**To be done**
Find the number of lines containing the string "evidence" in the data. Answer with the number by itself.
-- begin --
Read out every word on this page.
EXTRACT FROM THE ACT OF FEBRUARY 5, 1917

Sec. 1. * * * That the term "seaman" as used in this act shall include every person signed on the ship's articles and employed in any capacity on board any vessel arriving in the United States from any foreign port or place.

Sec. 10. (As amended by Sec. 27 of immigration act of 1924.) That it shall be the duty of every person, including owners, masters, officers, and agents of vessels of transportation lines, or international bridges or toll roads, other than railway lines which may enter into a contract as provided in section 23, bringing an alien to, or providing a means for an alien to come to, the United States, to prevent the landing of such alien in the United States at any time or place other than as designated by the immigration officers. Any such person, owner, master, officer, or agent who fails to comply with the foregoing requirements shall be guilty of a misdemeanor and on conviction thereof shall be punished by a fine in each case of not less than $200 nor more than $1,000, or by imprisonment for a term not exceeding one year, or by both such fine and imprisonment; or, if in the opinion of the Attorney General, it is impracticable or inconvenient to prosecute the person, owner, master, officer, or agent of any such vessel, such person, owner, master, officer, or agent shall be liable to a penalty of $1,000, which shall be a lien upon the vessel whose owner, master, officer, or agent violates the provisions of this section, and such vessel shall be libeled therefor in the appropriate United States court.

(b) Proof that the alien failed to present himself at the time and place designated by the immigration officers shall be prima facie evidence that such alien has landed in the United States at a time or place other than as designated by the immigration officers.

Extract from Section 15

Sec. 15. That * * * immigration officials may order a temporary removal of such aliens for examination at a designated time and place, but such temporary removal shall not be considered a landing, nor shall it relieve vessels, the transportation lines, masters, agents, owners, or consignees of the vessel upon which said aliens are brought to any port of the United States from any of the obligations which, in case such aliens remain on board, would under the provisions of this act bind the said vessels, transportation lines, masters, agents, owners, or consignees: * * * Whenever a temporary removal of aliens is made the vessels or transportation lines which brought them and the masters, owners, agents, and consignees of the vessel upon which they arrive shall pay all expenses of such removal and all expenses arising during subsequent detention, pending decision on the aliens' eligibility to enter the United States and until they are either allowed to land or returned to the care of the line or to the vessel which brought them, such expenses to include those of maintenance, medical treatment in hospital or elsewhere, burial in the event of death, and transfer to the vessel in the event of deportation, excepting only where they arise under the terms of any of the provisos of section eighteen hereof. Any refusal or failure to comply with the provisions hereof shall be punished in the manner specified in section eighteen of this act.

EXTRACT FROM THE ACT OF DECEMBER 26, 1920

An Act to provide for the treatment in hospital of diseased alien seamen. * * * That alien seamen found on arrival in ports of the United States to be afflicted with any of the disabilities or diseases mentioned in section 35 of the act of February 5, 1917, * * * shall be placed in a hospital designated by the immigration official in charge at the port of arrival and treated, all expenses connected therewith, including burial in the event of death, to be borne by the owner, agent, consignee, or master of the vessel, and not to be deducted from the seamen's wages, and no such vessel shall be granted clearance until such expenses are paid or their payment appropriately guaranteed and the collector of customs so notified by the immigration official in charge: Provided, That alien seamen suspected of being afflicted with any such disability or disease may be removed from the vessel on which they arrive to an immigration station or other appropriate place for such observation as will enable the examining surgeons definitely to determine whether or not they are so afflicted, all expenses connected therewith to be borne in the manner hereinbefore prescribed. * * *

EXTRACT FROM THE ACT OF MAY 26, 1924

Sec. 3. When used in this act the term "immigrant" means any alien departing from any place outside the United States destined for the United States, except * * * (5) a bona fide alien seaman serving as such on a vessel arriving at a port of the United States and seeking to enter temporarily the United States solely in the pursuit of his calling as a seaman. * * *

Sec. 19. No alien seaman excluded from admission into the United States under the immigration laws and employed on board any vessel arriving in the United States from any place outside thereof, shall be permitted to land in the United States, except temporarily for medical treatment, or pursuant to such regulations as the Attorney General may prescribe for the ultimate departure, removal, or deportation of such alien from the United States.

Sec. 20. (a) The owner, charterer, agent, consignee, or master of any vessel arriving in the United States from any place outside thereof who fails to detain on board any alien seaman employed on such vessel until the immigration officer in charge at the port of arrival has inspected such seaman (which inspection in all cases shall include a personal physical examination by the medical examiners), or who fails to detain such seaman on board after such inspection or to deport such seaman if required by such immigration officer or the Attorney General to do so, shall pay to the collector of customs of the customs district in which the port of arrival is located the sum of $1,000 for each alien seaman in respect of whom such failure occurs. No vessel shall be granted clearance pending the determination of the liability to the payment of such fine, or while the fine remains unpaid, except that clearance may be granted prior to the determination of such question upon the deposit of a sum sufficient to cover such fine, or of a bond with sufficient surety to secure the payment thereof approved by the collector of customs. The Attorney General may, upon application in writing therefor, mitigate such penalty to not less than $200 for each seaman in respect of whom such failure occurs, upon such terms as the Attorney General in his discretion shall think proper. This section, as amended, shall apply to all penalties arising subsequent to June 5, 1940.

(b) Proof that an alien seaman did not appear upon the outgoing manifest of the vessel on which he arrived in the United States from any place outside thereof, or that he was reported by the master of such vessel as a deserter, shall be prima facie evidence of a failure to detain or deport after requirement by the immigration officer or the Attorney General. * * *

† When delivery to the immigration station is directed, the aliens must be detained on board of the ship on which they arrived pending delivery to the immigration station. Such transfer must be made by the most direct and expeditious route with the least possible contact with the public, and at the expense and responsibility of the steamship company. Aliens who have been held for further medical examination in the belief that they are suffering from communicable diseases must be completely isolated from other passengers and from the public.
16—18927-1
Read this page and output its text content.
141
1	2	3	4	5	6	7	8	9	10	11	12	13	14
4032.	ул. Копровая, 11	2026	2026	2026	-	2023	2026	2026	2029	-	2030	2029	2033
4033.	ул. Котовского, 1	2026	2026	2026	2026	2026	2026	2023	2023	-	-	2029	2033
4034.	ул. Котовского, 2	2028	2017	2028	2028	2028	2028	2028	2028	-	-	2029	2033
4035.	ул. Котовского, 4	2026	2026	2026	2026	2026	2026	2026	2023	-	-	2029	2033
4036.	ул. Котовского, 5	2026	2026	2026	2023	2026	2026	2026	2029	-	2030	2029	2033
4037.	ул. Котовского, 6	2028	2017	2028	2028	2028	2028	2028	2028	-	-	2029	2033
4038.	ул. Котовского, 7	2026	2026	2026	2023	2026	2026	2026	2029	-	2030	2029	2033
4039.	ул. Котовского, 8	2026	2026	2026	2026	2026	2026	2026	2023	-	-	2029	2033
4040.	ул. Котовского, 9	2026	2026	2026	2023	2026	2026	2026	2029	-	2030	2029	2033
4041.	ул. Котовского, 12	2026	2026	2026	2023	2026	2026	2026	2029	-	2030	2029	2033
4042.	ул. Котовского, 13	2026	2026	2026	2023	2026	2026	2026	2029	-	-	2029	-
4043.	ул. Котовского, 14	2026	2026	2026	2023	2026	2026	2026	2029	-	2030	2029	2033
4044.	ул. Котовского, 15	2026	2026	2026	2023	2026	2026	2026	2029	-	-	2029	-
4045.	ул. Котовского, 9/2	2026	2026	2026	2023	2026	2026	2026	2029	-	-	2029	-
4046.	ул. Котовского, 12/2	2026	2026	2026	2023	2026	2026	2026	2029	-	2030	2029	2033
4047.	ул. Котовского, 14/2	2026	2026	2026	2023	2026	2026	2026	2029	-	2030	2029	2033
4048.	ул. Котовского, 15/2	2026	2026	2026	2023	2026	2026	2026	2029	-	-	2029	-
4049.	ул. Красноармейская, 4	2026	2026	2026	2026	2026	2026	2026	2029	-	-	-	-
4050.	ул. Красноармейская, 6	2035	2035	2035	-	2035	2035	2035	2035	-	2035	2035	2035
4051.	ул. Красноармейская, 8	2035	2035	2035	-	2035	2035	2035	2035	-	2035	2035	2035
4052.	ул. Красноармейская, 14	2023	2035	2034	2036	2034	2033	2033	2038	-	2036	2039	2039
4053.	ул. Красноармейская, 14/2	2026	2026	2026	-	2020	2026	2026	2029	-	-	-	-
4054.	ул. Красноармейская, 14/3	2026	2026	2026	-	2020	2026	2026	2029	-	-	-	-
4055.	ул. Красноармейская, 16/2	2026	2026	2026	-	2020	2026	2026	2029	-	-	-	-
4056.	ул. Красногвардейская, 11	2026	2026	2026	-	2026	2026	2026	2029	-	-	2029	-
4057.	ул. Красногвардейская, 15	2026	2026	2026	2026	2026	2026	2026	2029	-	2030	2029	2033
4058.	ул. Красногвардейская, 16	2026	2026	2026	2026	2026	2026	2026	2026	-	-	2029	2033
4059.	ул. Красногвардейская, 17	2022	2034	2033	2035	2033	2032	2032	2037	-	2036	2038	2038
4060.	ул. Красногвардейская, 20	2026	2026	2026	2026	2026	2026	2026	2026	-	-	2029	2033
-- end --
**Exercise response**
2